◆ Problem requirements: Your answer should be one number: how many lines of the records hold the string "page".

[A run of records]
>>

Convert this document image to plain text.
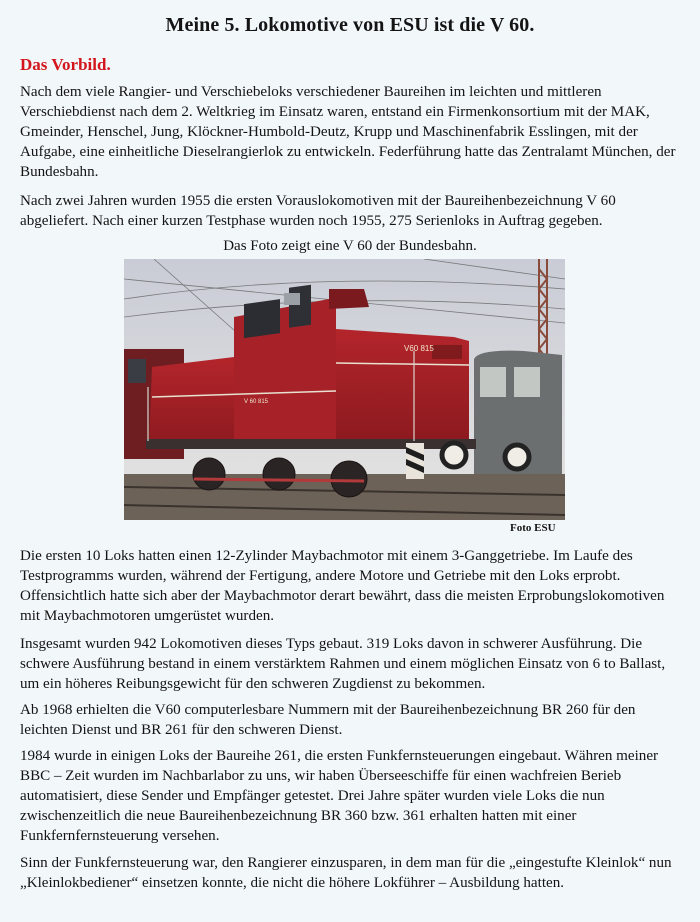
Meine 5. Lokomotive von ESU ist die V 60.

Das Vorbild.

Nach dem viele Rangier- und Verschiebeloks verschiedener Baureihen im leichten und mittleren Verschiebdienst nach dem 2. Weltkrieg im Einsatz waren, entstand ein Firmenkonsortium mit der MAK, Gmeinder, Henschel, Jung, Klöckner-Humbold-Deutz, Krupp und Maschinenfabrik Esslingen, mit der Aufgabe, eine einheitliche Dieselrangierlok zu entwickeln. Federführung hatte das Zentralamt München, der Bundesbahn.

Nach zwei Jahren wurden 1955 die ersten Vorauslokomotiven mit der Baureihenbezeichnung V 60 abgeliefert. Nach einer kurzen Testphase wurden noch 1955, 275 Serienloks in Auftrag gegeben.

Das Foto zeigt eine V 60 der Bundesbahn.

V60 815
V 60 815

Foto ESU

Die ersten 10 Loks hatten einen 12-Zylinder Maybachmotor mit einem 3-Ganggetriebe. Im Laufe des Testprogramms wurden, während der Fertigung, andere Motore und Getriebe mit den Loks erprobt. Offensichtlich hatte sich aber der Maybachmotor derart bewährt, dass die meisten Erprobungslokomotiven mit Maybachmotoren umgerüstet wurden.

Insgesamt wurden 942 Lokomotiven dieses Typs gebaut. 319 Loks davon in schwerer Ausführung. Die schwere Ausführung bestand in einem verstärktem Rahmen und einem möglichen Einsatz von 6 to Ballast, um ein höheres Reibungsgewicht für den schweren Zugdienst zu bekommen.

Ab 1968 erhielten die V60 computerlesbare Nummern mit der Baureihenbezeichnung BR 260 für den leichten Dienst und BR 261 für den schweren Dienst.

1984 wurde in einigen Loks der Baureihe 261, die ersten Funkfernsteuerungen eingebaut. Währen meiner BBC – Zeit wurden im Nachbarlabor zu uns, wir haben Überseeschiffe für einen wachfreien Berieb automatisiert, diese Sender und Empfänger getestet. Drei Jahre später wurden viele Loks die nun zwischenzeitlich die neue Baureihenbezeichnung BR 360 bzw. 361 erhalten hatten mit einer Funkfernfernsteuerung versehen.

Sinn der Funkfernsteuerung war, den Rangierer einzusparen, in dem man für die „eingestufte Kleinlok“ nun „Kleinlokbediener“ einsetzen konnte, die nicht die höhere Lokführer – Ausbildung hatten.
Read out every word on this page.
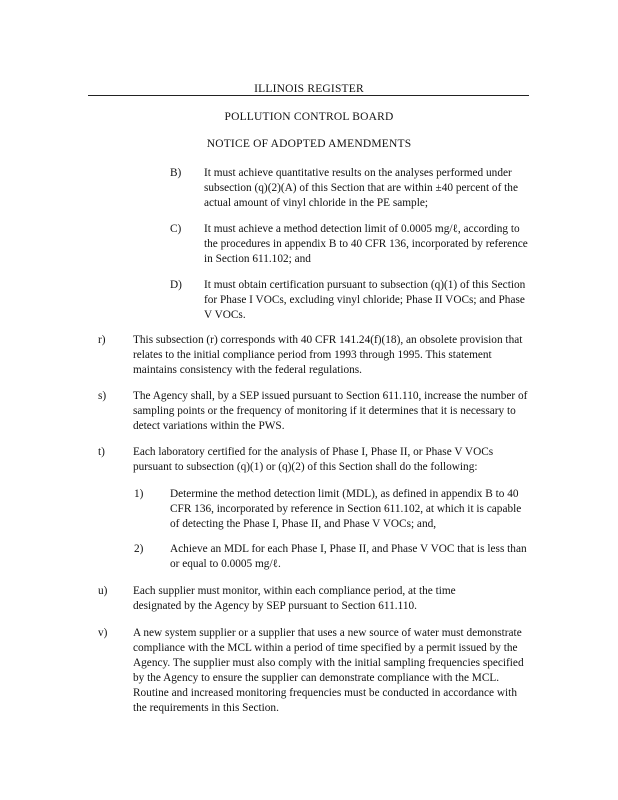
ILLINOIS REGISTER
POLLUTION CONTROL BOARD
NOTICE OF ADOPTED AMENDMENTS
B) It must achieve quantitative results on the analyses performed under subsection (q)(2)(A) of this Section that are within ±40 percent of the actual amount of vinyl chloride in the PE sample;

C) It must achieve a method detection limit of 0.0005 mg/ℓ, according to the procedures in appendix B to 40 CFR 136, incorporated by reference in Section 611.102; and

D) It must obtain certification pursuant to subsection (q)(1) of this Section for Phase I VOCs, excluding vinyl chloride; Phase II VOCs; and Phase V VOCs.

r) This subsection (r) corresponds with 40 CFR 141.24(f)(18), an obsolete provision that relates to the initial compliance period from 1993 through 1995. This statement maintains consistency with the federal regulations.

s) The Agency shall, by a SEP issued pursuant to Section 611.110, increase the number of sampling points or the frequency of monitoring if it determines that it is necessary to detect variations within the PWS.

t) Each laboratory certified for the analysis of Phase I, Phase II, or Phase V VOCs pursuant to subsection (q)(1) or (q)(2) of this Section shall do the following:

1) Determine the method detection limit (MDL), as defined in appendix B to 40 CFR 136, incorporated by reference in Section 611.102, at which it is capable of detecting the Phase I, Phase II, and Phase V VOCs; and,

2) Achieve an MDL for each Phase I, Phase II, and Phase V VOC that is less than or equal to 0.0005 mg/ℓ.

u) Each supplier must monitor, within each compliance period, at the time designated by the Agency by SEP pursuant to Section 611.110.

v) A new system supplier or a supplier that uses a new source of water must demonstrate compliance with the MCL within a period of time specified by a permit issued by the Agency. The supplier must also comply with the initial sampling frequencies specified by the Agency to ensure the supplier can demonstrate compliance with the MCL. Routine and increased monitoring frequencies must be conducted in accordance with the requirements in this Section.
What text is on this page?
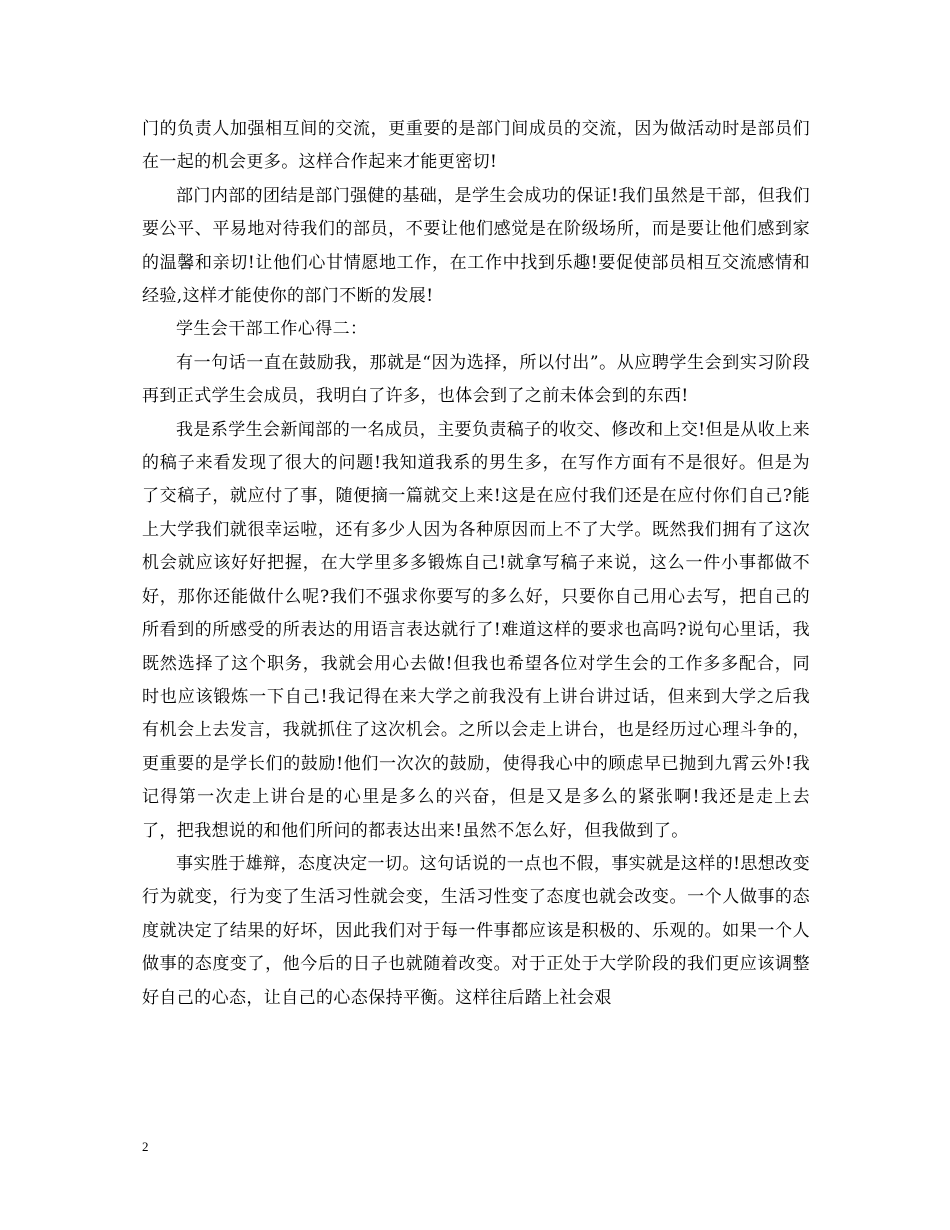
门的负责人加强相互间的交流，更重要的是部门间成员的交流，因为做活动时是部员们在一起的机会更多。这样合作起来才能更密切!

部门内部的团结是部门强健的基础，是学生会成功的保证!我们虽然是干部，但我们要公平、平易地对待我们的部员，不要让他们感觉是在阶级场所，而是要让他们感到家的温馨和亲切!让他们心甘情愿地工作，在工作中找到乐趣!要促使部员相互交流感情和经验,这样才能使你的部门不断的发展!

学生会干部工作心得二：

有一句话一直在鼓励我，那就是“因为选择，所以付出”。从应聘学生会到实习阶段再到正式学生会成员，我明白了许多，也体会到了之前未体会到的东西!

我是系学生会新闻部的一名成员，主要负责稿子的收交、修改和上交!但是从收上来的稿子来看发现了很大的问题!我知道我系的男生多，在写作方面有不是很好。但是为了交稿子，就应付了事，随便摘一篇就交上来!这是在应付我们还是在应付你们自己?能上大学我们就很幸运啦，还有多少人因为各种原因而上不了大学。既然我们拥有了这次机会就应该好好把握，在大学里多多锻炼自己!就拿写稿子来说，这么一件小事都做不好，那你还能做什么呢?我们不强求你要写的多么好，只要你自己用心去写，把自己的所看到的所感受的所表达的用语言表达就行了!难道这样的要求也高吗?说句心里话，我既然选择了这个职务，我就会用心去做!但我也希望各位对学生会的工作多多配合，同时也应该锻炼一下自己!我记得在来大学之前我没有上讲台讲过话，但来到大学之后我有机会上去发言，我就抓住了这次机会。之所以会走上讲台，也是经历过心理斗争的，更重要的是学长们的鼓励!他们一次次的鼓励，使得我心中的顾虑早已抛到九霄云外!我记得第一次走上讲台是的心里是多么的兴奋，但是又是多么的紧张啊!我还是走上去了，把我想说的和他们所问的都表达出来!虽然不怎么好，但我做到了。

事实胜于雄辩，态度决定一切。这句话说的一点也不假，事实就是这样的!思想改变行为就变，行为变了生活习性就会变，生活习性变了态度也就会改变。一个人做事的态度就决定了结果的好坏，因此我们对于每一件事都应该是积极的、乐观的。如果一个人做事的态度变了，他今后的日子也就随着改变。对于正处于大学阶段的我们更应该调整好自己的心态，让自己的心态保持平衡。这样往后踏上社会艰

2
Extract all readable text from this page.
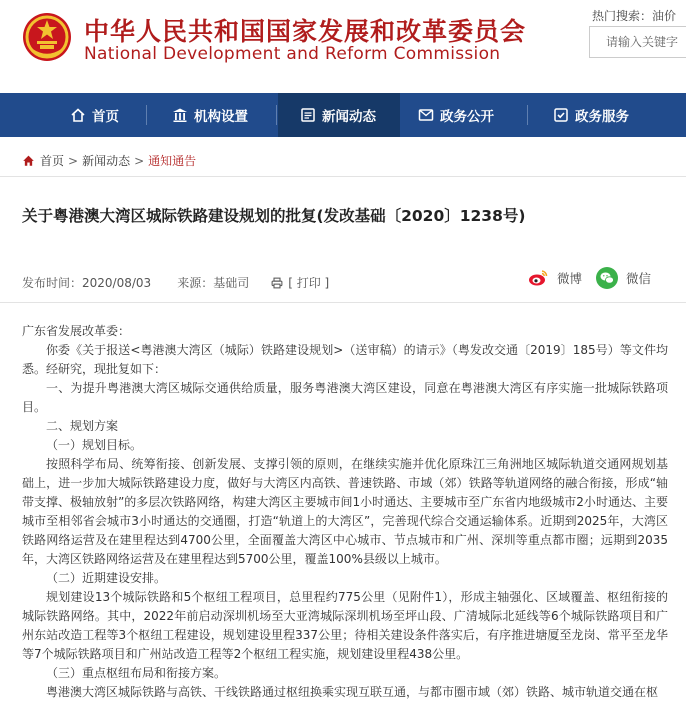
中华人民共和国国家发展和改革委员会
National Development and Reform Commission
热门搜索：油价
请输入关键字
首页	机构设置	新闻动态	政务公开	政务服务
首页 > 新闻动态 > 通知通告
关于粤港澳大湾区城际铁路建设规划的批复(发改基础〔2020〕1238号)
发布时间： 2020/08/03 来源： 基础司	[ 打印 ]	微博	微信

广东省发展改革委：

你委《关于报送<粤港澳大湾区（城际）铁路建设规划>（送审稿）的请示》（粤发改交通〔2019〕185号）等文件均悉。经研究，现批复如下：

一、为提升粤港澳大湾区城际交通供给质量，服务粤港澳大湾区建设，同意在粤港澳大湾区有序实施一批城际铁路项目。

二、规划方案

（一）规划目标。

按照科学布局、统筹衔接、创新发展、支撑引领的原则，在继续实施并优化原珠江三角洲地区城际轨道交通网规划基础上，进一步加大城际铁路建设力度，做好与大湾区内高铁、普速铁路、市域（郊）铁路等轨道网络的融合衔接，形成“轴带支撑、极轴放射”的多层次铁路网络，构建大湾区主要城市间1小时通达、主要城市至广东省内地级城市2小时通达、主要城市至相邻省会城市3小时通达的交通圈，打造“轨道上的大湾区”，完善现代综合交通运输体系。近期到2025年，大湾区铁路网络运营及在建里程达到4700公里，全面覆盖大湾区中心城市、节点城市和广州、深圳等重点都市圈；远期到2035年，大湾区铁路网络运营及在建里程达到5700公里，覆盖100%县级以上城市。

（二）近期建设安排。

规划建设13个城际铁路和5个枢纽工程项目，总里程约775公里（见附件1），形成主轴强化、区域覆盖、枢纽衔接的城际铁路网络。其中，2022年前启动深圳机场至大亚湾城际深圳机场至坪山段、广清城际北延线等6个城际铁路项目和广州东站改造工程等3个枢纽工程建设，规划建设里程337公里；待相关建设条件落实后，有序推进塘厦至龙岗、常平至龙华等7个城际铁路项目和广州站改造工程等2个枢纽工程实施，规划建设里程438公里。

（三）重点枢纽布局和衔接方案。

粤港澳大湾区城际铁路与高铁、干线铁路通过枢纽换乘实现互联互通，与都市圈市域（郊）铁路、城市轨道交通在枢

<<

◆ Task response: 3